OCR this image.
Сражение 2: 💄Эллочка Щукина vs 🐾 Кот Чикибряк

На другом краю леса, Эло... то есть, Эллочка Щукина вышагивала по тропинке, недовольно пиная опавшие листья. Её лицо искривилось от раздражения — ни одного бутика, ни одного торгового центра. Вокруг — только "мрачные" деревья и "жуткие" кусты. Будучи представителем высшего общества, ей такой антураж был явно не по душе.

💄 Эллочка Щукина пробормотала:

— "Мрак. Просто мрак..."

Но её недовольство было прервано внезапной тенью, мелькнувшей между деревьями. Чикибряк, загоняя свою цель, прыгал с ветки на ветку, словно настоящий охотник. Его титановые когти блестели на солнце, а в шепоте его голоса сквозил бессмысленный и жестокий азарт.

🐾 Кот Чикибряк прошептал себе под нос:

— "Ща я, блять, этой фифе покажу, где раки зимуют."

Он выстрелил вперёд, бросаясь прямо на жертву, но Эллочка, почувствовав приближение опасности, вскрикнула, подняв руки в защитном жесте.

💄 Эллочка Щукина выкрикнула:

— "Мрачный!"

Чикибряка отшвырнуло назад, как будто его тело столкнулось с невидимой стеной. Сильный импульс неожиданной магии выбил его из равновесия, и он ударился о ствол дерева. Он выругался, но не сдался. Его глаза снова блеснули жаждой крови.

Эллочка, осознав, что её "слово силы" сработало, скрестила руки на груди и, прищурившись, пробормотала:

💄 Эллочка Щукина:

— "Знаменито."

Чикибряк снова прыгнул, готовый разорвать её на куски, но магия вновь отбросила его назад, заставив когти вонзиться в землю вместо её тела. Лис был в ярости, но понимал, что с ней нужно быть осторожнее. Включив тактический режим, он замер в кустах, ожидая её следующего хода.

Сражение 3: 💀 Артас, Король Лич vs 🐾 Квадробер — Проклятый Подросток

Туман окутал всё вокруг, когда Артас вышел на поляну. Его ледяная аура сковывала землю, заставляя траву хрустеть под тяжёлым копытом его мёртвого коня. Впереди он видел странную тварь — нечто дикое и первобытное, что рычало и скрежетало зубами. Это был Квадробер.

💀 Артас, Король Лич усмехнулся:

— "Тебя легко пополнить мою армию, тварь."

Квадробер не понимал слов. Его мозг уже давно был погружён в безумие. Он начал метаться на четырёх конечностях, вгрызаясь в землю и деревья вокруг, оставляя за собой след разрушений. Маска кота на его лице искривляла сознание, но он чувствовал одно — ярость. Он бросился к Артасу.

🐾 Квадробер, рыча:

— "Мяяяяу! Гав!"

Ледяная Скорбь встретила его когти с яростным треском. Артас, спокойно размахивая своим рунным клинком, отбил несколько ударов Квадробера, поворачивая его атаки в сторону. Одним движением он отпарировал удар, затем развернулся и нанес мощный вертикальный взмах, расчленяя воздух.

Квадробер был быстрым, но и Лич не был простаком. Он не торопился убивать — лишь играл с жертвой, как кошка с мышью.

************

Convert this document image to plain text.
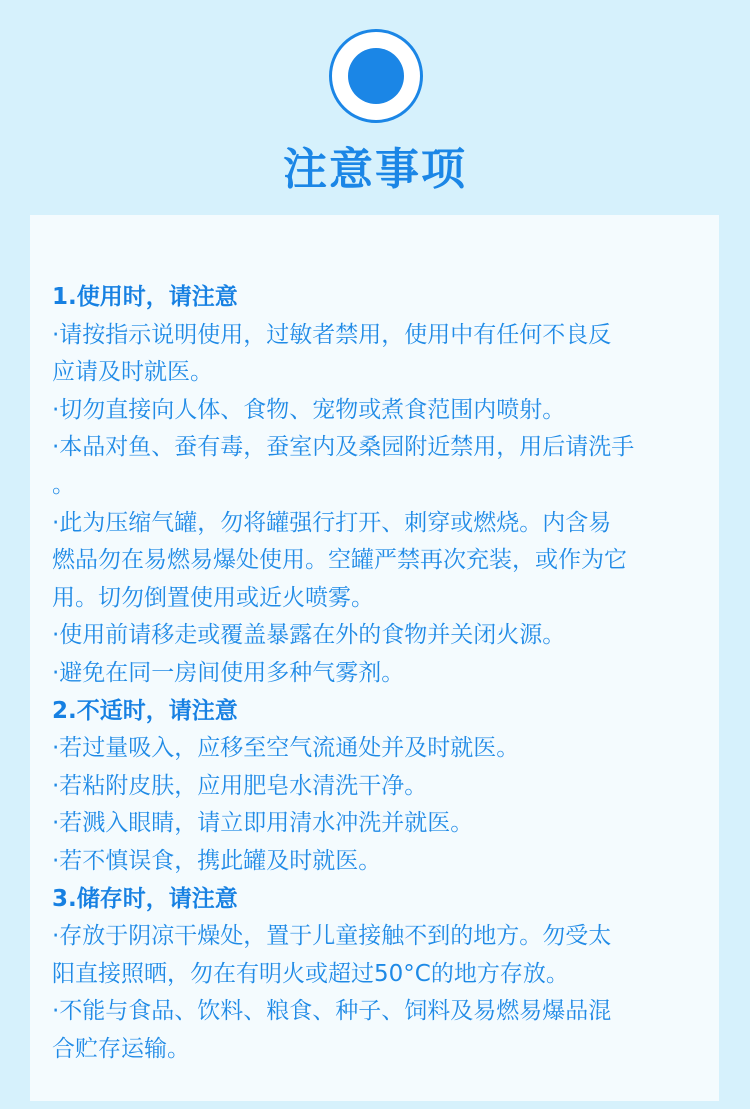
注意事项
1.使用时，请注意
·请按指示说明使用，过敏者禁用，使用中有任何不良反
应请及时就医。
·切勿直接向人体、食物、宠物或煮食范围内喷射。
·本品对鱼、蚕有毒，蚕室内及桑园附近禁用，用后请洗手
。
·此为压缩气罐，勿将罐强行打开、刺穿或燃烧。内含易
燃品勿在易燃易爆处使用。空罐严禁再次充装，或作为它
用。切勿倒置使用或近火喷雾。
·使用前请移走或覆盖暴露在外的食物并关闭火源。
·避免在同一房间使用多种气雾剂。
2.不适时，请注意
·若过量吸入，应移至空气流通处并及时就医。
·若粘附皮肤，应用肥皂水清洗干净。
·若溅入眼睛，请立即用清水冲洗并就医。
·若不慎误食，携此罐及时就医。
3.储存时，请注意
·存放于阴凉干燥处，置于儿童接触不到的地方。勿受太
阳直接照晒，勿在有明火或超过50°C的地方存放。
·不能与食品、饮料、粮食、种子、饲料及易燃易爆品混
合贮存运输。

************

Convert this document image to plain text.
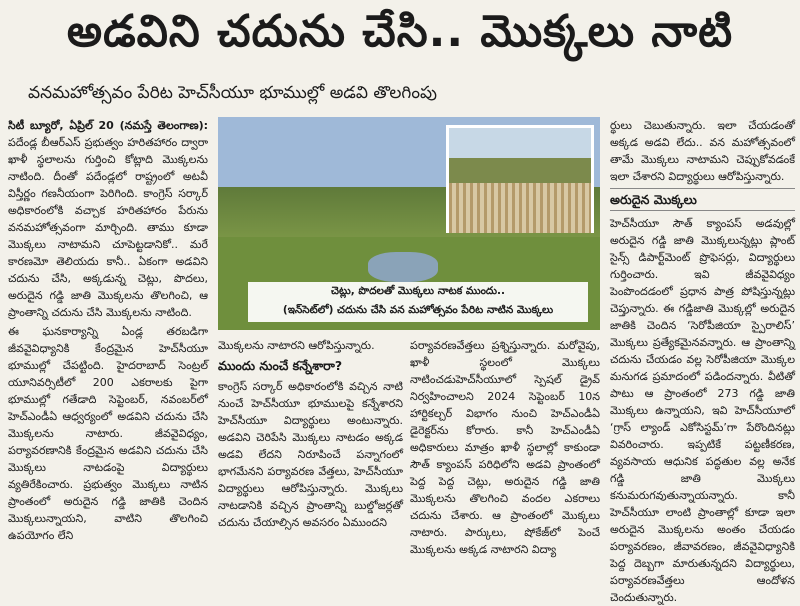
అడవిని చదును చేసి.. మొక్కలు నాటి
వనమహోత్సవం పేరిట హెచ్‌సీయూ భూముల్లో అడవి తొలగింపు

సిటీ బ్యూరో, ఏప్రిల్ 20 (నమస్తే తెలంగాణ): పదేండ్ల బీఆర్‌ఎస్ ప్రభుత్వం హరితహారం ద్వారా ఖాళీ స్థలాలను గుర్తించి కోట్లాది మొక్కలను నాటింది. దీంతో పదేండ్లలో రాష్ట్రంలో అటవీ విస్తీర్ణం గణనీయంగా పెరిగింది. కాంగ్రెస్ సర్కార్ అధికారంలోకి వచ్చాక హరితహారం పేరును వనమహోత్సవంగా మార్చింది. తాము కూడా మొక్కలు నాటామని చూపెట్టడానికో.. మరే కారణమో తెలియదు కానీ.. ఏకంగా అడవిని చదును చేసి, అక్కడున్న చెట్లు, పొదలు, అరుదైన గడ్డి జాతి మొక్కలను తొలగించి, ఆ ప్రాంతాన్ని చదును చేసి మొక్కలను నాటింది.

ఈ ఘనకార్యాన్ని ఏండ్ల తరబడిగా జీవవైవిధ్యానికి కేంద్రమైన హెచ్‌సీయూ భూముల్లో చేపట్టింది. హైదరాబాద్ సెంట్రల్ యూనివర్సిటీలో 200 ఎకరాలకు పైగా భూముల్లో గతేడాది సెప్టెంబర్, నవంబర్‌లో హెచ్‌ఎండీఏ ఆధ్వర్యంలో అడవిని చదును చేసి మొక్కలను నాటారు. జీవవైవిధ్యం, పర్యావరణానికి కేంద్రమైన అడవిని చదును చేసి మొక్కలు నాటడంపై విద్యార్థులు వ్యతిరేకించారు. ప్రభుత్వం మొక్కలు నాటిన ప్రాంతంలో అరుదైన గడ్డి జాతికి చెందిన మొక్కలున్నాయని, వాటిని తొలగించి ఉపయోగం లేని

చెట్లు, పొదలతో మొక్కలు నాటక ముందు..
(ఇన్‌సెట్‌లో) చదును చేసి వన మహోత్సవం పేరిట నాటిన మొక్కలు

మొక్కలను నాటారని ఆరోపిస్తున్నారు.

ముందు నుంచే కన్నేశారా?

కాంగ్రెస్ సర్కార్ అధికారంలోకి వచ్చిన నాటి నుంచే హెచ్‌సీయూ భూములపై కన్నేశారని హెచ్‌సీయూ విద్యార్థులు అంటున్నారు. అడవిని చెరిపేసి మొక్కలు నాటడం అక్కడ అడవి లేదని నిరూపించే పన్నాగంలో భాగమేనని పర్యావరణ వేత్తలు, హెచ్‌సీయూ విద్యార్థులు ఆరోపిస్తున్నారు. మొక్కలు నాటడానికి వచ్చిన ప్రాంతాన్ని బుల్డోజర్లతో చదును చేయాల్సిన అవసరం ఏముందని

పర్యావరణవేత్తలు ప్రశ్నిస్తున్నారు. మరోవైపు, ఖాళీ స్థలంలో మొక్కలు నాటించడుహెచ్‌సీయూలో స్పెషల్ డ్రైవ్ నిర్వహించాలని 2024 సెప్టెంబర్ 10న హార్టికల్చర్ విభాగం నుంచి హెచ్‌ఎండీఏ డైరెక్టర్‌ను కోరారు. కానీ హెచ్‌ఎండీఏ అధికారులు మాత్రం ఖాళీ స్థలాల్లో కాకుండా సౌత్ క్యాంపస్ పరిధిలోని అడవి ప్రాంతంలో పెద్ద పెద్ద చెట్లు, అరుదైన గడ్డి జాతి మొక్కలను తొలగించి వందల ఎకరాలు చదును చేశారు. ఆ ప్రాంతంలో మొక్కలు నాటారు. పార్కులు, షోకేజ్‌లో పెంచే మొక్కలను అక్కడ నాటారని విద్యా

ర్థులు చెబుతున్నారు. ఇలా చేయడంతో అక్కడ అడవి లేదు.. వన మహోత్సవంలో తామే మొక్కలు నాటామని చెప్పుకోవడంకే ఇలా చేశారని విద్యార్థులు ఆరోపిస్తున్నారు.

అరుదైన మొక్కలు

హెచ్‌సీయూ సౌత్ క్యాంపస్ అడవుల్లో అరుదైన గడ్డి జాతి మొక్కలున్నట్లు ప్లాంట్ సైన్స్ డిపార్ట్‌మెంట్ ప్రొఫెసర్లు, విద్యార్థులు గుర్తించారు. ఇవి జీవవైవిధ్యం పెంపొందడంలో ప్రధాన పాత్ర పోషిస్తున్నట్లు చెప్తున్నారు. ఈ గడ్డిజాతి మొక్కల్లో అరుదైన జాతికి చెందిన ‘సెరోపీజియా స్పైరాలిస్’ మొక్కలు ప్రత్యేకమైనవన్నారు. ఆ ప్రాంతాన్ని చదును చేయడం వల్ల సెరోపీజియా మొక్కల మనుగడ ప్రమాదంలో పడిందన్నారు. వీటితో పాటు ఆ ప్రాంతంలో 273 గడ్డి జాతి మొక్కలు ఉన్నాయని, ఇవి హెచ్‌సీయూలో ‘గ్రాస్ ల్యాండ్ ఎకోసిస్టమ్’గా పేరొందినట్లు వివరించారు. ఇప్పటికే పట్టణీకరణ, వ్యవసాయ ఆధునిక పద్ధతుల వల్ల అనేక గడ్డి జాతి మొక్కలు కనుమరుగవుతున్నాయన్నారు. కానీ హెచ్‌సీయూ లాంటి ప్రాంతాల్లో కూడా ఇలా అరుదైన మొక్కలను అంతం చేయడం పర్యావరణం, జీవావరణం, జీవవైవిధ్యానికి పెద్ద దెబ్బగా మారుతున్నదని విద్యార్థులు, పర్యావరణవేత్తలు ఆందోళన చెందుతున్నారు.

************

* Your goal:
From the listing above, copy all lines holding the word "వనమహ".

* Complete output:
వనమహోత్సవం పేరిట హెచ్‌సీయూ భూముల్లో అడవి తొలగింపు
సిటీ బ్యూరో, ఏప్రిల్ 20 (నమస్తే తెలంగాణ): పదేండ్ల బీఆర్‌ఎస్ ప్రభుత్వం హరితహారం ద్వారా ఖాళీ స్థలాలను గుర్తించి కోట్లాది మొక్కలను నాటింది. దీంతో పదేండ్లలో రాష్ట్రంలో అటవీ విస్తీర్ణం గణనీయంగా పెరిగింది. కాంగ్రెస్ సర్కార్ అధికారంలోకి వచ్చాక హరితహారం పేరును వనమహోత్సవంగా మార్చింది. తాము కూడా మొక్కలు నాటామని చూపెట్టడానికో.. మరే కారణమో తెలియదు కానీ.. ఏకంగా అడవిని చదును చేసి, అక్కడున్న చెట్లు, పొదలు, అరుదైన గడ్డి జాతి మొక్కలను తొలగించి, ఆ ప్రాంతాన్ని చదును చేసి మొక్కలను నాటింది.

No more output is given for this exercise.